§ Your goal: Extract every line of the material below and reproduce it faithfully.

(Data entries)

** BEGIN **

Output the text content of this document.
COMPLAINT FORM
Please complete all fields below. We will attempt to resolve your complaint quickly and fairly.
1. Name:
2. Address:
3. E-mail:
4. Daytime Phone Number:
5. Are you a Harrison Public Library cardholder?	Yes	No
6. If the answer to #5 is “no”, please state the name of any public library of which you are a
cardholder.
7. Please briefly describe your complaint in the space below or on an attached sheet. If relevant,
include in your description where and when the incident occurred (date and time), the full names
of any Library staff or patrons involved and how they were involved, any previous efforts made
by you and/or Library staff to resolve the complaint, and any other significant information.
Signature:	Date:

** END **

§ Solution to this task:
Output the text content of this document.
COMPLAINT FORM
Please complete all fields below. We will attempt to resolve your complaint quickly and fairly.
1. Name:
2. Address:
3. E-mail:
4. Daytime Phone Number:
5. Are you a Harrison Public Library cardholder?	Yes	No
6. If the answer to #5 is “no”, please state the name of any public library of which you are a
cardholder.
7. Please briefly describe your complaint in the space below or on an attached sheet. If relevant,
include in your description where and when the incident occurred (date and time), the full names
of any Library staff or patrons involved and how they were involved, any previous efforts made
by you and/or Library staff to resolve the complaint, and any other significant information.
Signature:	Date:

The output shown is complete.